**Provided information:**

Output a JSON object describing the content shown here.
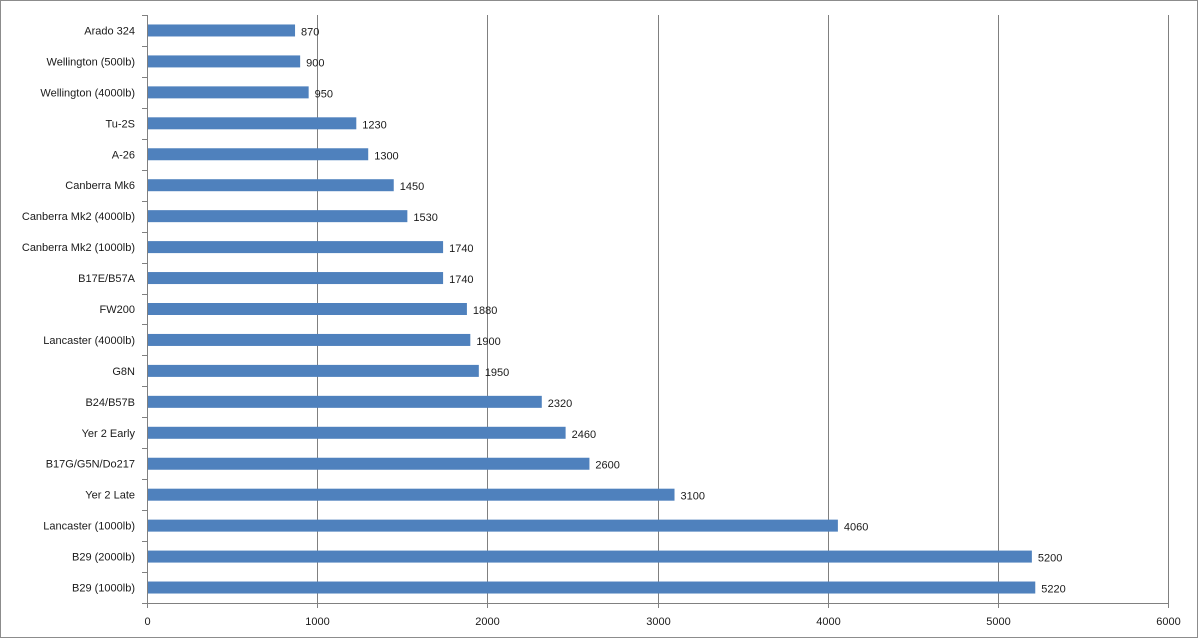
{
  "chart_data": {
    "type": "bar",
    "orientation": "horizontal",
    "categories": [
      "Arado 324",
      "Wellington (500lb)",
      "Wellington (4000lb)",
      "Tu-2S",
      "A-26",
      "Canberra Mk6",
      "Canberra Mk2 (4000lb)",
      "Canberra Mk2 (1000lb)",
      "B17E/B57A",
      "FW200",
      "Lancaster (4000lb)",
      "G8N",
      "B24/B57B",
      "Yer 2 Early",
      "B17G/G5N/Do217",
      "Yer 2 Late",
      "Lancaster (1000lb)",
      "B29 (2000lb)",
      "B29 (1000lb)"
    ],
    "values": [
      870,
      900,
      950,
      1230,
      1300,
      1450,
      1530,
      1740,
      1740,
      1880,
      1900,
      1950,
      2320,
      2460,
      2600,
      3100,
      4060,
      5200,
      5220
    ],
    "data_labels": [
      "870",
      "900",
      "950",
      "1230",
      "1300",
      "1450",
      "1530",
      "1740",
      "1740",
      "1880",
      "1900",
      "1950",
      "2320",
      "2460",
      "2600",
      "3100",
      "4060",
      "5200",
      "5220"
    ],
    "x_ticks": [
      0,
      1000,
      2000,
      3000,
      4000,
      5000,
      6000
    ],
    "x_tick_labels": [
      "0",
      "1000",
      "2000",
      "3000",
      "4000",
      "5000",
      "6000"
    ],
    "xlim": [
      0,
      6000
    ],
    "title": "",
    "xlabel": "",
    "ylabel": "",
    "grid": "vertical major gridlines",
    "legend": "none",
    "bar_color": "#4f81bd",
    "gridline_color": "#808080",
    "text_color": "#1a1a1a"
  }
}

**Exercise instructions:** Copy every line above that holds the word "Lancaster".

**Result:**
      "Lancaster (4000lb)",
      "Lancaster (1000lb)",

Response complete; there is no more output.